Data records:
________________________

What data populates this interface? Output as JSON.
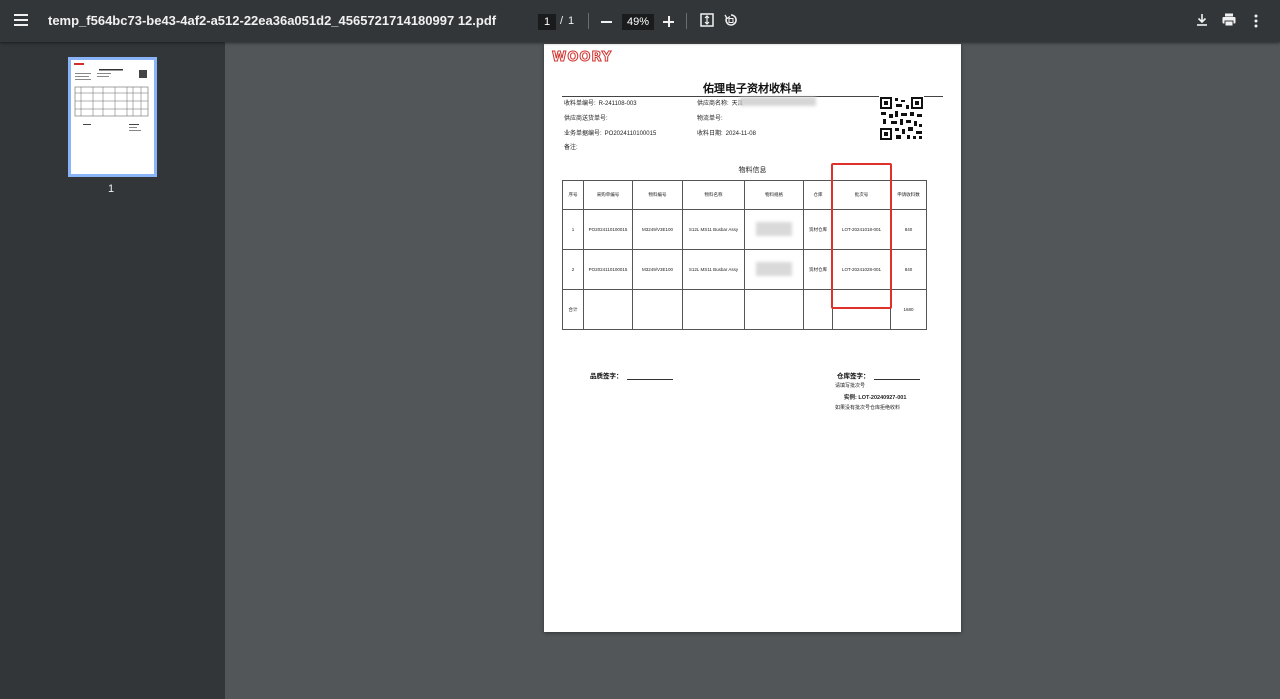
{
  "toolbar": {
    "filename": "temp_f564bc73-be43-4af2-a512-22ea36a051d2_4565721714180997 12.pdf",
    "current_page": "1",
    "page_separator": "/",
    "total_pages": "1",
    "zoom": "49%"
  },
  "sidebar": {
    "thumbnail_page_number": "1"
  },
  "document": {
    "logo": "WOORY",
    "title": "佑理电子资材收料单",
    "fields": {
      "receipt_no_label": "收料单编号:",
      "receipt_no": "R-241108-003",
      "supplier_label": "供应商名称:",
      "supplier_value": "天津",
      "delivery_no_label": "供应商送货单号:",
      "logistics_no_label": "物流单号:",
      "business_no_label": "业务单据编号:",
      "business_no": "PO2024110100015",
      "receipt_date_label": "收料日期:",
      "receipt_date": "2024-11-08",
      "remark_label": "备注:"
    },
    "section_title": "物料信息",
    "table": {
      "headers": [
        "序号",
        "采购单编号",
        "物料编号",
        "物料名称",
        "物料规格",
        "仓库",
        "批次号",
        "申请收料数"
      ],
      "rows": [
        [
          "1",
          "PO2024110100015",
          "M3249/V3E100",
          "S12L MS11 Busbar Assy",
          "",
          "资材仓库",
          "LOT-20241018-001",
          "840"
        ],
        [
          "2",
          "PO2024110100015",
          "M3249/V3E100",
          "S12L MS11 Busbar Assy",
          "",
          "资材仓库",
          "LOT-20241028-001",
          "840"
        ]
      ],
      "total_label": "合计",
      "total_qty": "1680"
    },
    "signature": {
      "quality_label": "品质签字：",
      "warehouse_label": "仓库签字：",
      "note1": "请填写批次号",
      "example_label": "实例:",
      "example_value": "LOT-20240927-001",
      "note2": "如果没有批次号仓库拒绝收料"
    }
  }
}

________________________

* **Instructions to follow**: Without including any pictures, please restate all the records exactly.

* **Task response**:
What data populates this interface? Output as JSON.
{
  "toolbar": {
    "filename": "temp_f564bc73-be43-4af2-a512-22ea36a051d2_4565721714180997 12.pdf",
    "current_page": "1",
    "page_separator": "/",
    "total_pages": "1",
    "zoom": "49%"
  },
  "sidebar": {
    "thumbnail_page_number": "1"
  },
  "document": {
    "logo": "WOORY",
    "title": "佑理电子资材收料单",
    "fields": {
      "receipt_no_label": "收料单编号:",
      "receipt_no": "R-241108-003",
      "supplier_label": "供应商名称:",
      "supplier_value": "天津",
      "delivery_no_label": "供应商送货单号:",
      "logistics_no_label": "物流单号:",
      "business_no_label": "业务单据编号:",
      "business_no": "PO2024110100015",
      "receipt_date_label": "收料日期:",
      "receipt_date": "2024-11-08",
      "remark_label": "备注:"
    },
    "section_title": "物料信息",
    "table": {
      "headers": [
        "序号",
        "采购单编号",
        "物料编号",
        "物料名称",
        "物料规格",
        "仓库",
        "批次号",
        "申请收料数"
      ],
      "rows": [
        [
          "1",
          "PO2024110100015",
          "M3249/V3E100",
          "S12L MS11 Busbar Assy",
          "",
          "资材仓库",
          "LOT-20241018-001",
          "840"
        ],
        [
          "2",
          "PO2024110100015",
          "M3249/V3E100",
          "S12L MS11 Busbar Assy",
          "",
          "资材仓库",
          "LOT-20241028-001",
          "840"
        ]
      ],
      "total_label": "合计",
      "total_qty": "1680"
    },
    "signature": {
      "quality_label": "品质签字：",
      "warehouse_label": "仓库签字：",
      "note1": "请填写批次号",
      "example_label": "实例:",
      "example_value": "LOT-20240927-001",
      "note2": "如果没有批次号仓库拒绝收料"
    }
  }
}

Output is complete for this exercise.